**DATA ROWS**
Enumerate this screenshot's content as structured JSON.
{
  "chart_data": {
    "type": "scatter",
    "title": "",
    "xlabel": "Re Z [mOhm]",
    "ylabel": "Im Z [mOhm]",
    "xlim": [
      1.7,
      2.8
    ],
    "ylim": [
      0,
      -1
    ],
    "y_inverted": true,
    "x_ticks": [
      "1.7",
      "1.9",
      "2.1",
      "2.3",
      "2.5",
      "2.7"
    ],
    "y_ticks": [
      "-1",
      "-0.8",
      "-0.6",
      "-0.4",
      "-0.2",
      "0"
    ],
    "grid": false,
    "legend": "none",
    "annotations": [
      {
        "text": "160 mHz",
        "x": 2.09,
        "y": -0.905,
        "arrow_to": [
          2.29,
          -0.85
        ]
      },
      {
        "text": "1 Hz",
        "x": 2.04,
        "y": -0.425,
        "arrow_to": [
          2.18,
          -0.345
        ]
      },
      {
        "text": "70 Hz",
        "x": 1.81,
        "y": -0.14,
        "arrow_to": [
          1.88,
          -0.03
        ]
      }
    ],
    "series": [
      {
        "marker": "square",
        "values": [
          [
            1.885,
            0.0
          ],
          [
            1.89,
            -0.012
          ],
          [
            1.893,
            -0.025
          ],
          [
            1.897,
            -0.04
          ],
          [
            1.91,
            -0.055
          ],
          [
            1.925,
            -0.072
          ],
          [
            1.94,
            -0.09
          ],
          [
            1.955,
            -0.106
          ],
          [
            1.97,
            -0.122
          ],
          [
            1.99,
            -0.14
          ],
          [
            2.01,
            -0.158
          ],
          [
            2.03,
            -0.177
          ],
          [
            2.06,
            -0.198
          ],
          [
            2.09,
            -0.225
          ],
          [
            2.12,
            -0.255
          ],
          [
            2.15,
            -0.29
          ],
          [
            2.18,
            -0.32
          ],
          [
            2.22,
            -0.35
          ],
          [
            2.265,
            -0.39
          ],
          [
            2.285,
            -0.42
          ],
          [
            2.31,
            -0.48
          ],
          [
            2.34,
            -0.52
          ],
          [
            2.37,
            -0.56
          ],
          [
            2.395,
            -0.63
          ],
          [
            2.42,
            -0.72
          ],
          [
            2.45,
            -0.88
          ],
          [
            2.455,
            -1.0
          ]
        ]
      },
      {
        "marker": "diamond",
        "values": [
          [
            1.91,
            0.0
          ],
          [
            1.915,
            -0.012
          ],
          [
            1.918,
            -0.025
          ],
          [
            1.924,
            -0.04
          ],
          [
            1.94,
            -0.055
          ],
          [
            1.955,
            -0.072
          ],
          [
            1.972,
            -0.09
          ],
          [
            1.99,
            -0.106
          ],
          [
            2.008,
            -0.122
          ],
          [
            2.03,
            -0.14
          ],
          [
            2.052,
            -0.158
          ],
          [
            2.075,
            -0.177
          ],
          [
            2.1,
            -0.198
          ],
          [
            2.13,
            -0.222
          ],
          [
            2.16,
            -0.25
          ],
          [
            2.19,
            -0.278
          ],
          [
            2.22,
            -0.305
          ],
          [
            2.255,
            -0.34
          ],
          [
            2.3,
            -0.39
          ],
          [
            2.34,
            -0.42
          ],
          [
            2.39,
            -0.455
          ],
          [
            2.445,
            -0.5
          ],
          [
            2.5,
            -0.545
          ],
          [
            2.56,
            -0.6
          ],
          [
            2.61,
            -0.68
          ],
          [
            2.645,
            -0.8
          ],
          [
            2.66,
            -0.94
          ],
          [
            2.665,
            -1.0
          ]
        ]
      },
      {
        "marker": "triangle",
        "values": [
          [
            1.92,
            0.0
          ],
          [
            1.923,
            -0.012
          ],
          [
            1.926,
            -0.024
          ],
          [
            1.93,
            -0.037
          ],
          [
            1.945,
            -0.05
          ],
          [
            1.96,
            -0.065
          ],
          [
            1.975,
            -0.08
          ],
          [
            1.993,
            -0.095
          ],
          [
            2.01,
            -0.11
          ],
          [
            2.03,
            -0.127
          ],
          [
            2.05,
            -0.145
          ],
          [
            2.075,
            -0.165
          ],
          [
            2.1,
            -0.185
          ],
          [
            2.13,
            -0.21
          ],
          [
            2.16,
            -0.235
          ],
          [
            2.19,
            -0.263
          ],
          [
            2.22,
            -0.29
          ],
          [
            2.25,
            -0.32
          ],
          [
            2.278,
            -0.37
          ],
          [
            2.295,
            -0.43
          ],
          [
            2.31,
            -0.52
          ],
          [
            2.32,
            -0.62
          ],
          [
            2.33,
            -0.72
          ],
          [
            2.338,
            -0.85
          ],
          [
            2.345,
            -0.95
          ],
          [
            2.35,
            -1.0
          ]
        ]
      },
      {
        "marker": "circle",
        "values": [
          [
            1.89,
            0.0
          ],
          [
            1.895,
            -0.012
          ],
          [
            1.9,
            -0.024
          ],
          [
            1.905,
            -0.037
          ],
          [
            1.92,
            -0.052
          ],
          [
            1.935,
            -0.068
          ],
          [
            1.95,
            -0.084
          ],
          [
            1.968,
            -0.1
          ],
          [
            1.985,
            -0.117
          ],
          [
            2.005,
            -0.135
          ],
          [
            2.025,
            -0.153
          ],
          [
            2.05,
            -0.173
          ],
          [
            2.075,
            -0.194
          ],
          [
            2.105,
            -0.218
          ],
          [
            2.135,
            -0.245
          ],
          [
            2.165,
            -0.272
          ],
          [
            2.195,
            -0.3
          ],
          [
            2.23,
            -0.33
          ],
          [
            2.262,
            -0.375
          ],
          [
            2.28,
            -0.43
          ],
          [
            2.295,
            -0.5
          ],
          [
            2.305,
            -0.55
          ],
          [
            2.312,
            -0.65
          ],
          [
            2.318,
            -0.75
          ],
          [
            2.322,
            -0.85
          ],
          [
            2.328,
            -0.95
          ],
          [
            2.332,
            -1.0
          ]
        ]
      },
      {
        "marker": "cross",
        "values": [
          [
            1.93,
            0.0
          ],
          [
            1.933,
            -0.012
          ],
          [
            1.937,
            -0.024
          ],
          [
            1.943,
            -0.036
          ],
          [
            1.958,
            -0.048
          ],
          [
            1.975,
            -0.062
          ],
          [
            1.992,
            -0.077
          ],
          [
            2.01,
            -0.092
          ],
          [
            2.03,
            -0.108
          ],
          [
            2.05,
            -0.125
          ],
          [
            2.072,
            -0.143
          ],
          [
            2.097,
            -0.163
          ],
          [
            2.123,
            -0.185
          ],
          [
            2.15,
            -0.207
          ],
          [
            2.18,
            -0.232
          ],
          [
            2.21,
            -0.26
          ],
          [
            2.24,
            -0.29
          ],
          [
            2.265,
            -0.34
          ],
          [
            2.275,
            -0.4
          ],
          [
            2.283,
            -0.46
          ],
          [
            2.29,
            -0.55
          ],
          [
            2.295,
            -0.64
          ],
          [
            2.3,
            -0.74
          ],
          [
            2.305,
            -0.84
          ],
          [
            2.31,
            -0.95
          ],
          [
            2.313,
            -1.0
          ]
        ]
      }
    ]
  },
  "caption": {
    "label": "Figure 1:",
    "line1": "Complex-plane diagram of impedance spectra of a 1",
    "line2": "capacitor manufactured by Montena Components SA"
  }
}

**WHAT IS ASKED**
Retype the data in full and match it exactly.

**ANSWER FOR THIS EXERCISE**
Enumerate this screenshot's content as structured JSON.
{
  "chart_data": {
    "type": "scatter",
    "title": "",
    "xlabel": "Re Z [mOhm]",
    "ylabel": "Im Z [mOhm]",
    "xlim": [
      1.7,
      2.8
    ],
    "ylim": [
      0,
      -1
    ],
    "y_inverted": true,
    "x_ticks": [
      "1.7",
      "1.9",
      "2.1",
      "2.3",
      "2.5",
      "2.7"
    ],
    "y_ticks": [
      "-1",
      "-0.8",
      "-0.6",
      "-0.4",
      "-0.2",
      "0"
    ],
    "grid": false,
    "legend": "none",
    "annotations": [
      {
        "text": "160 mHz",
        "x": 2.09,
        "y": -0.905,
        "arrow_to": [
          2.29,
          -0.85
        ]
      },
      {
        "text": "1 Hz",
        "x": 2.04,
        "y": -0.425,
        "arrow_to": [
          2.18,
          -0.345
        ]
      },
      {
        "text": "70 Hz",
        "x": 1.81,
        "y": -0.14,
        "arrow_to": [
          1.88,
          -0.03
        ]
      }
    ],
    "series": [
      {
        "marker": "square",
        "values": [
          [
            1.885,
            0.0
          ],
          [
            1.89,
            -0.012
          ],
          [
            1.893,
            -0.025
          ],
          [
            1.897,
            -0.04
          ],
          [
            1.91,
            -0.055
          ],
          [
            1.925,
            -0.072
          ],
          [
            1.94,
            -0.09
          ],
          [
            1.955,
            -0.106
          ],
          [
            1.97,
            -0.122
          ],
          [
            1.99,
            -0.14
          ],
          [
            2.01,
            -0.158
          ],
          [
            2.03,
            -0.177
          ],
          [
            2.06,
            -0.198
          ],
          [
            2.09,
            -0.225
          ],
          [
            2.12,
            -0.255
          ],
          [
            2.15,
            -0.29
          ],
          [
            2.18,
            -0.32
          ],
          [
            2.22,
            -0.35
          ],
          [
            2.265,
            -0.39
          ],
          [
            2.285,
            -0.42
          ],
          [
            2.31,
            -0.48
          ],
          [
            2.34,
            -0.52
          ],
          [
            2.37,
            -0.56
          ],
          [
            2.395,
            -0.63
          ],
          [
            2.42,
            -0.72
          ],
          [
            2.45,
            -0.88
          ],
          [
            2.455,
            -1.0
          ]
        ]
      },
      {
        "marker": "diamond",
        "values": [
          [
            1.91,
            0.0
          ],
          [
            1.915,
            -0.012
          ],
          [
            1.918,
            -0.025
          ],
          [
            1.924,
            -0.04
          ],
          [
            1.94,
            -0.055
          ],
          [
            1.955,
            -0.072
          ],
          [
            1.972,
            -0.09
          ],
          [
            1.99,
            -0.106
          ],
          [
            2.008,
            -0.122
          ],
          [
            2.03,
            -0.14
          ],
          [
            2.052,
            -0.158
          ],
          [
            2.075,
            -0.177
          ],
          [
            2.1,
            -0.198
          ],
          [
            2.13,
            -0.222
          ],
          [
            2.16,
            -0.25
          ],
          [
            2.19,
            -0.278
          ],
          [
            2.22,
            -0.305
          ],
          [
            2.255,
            -0.34
          ],
          [
            2.3,
            -0.39
          ],
          [
            2.34,
            -0.42
          ],
          [
            2.39,
            -0.455
          ],
          [
            2.445,
            -0.5
          ],
          [
            2.5,
            -0.545
          ],
          [
            2.56,
            -0.6
          ],
          [
            2.61,
            -0.68
          ],
          [
            2.645,
            -0.8
          ],
          [
            2.66,
            -0.94
          ],
          [
            2.665,
            -1.0
          ]
        ]
      },
      {
        "marker": "triangle",
        "values": [
          [
            1.92,
            0.0
          ],
          [
            1.923,
            -0.012
          ],
          [
            1.926,
            -0.024
          ],
          [
            1.93,
            -0.037
          ],
          [
            1.945,
            -0.05
          ],
          [
            1.96,
            -0.065
          ],
          [
            1.975,
            -0.08
          ],
          [
            1.993,
            -0.095
          ],
          [
            2.01,
            -0.11
          ],
          [
            2.03,
            -0.127
          ],
          [
            2.05,
            -0.145
          ],
          [
            2.075,
            -0.165
          ],
          [
            2.1,
            -0.185
          ],
          [
            2.13,
            -0.21
          ],
          [
            2.16,
            -0.235
          ],
          [
            2.19,
            -0.263
          ],
          [
            2.22,
            -0.29
          ],
          [
            2.25,
            -0.32
          ],
          [
            2.278,
            -0.37
          ],
          [
            2.295,
            -0.43
          ],
          [
            2.31,
            -0.52
          ],
          [
            2.32,
            -0.62
          ],
          [
            2.33,
            -0.72
          ],
          [
            2.338,
            -0.85
          ],
          [
            2.345,
            -0.95
          ],
          [
            2.35,
            -1.0
          ]
        ]
      },
      {
        "marker": "circle",
        "values": [
          [
            1.89,
            0.0
          ],
          [
            1.895,
            -0.012
          ],
          [
            1.9,
            -0.024
          ],
          [
            1.905,
            -0.037
          ],
          [
            1.92,
            -0.052
          ],
          [
            1.935,
            -0.068
          ],
          [
            1.95,
            -0.084
          ],
          [
            1.968,
            -0.1
          ],
          [
            1.985,
            -0.117
          ],
          [
            2.005,
            -0.135
          ],
          [
            2.025,
            -0.153
          ],
          [
            2.05,
            -0.173
          ],
          [
            2.075,
            -0.194
          ],
          [
            2.105,
            -0.218
          ],
          [
            2.135,
            -0.245
          ],
          [
            2.165,
            -0.272
          ],
          [
            2.195,
            -0.3
          ],
          [
            2.23,
            -0.33
          ],
          [
            2.262,
            -0.375
          ],
          [
            2.28,
            -0.43
          ],
          [
            2.295,
            -0.5
          ],
          [
            2.305,
            -0.55
          ],
          [
            2.312,
            -0.65
          ],
          [
            2.318,
            -0.75
          ],
          [
            2.322,
            -0.85
          ],
          [
            2.328,
            -0.95
          ],
          [
            2.332,
            -1.0
          ]
        ]
      },
      {
        "marker": "cross",
        "values": [
          [
            1.93,
            0.0
          ],
          [
            1.933,
            -0.012
          ],
          [
            1.937,
            -0.024
          ],
          [
            1.943,
            -0.036
          ],
          [
            1.958,
            -0.048
          ],
          [
            1.975,
            -0.062
          ],
          [
            1.992,
            -0.077
          ],
          [
            2.01,
            -0.092
          ],
          [
            2.03,
            -0.108
          ],
          [
            2.05,
            -0.125
          ],
          [
            2.072,
            -0.143
          ],
          [
            2.097,
            -0.163
          ],
          [
            2.123,
            -0.185
          ],
          [
            2.15,
            -0.207
          ],
          [
            2.18,
            -0.232
          ],
          [
            2.21,
            -0.26
          ],
          [
            2.24,
            -0.29
          ],
          [
            2.265,
            -0.34
          ],
          [
            2.275,
            -0.4
          ],
          [
            2.283,
            -0.46
          ],
          [
            2.29,
            -0.55
          ],
          [
            2.295,
            -0.64
          ],
          [
            2.3,
            -0.74
          ],
          [
            2.305,
            -0.84
          ],
          [
            2.31,
            -0.95
          ],
          [
            2.313,
            -1.0
          ]
        ]
      }
    ]
  },
  "caption": {
    "label": "Figure 1:",
    "line1": "Complex-plane diagram of impedance spectra of a 1",
    "line2": "capacitor manufactured by Montena Components SA"
  }
}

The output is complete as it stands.